# Given request
Look below and pull out each line with the word "真题试卷".

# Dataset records

::::::::

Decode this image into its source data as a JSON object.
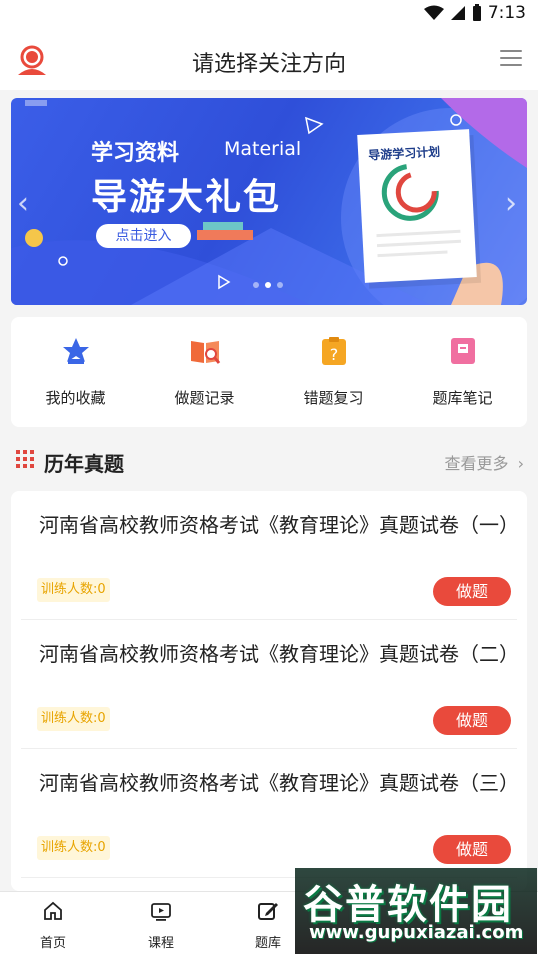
{
  "status_bar": {
    "time": "7:13"
  },
  "header": {
    "title": "请选择关注方向"
  },
  "banner": {
    "line1": "学习资料",
    "line1_en": "Material",
    "line2": "导游大礼包",
    "button": "点击进入",
    "paper_title": "导游学习计划",
    "slide_count": 3,
    "active_slide": 2
  },
  "quick": [
    {
      "label": "我的收藏",
      "icon": "star-badge-icon",
      "color": "#3a66e6"
    },
    {
      "label": "做题记录",
      "icon": "book-search-icon",
      "color": "#f06a3a"
    },
    {
      "label": "错题复习",
      "icon": "question-clipboard-icon",
      "color": "#f5a623"
    },
    {
      "label": "题库笔记",
      "icon": "note-icon",
      "color": "#f06fa0"
    }
  ],
  "section": {
    "title": "历年真题",
    "more": "查看更多"
  },
  "exams": [
    {
      "title": "河南省高校教师资格考试《教育理论》真题试卷（一）",
      "count_label": "训练人数:0",
      "action": "做题"
    },
    {
      "title": "河南省高校教师资格考试《教育理论》真题试卷（二）",
      "count_label": "训练人数:0",
      "action": "做题"
    },
    {
      "title": "河南省高校教师资格考试《教育理论》真题试卷（三）",
      "count_label": "训练人数:0",
      "action": "做题"
    }
  ],
  "tabs": [
    {
      "label": "首页",
      "icon": "home-icon"
    },
    {
      "label": "课程",
      "icon": "video-icon"
    },
    {
      "label": "题库",
      "icon": "edit-icon"
    }
  ],
  "watermark": {
    "line1": "谷普软件园",
    "line2": "www.gupuxiazai.com"
  },
  "colors": {
    "accent": "#e94a3c",
    "banner_blue": "#3b5ee8",
    "badge_text": "#e8a400"
  }
}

::::::::

# The reply
      "title": "河南省高校教师资格考试《教育理论》真题试卷（一）",
      "title": "河南省高校教师资格考试《教育理论》真题试卷（二）",
      "title": "河南省高校教师资格考试《教育理论》真题试卷（三）",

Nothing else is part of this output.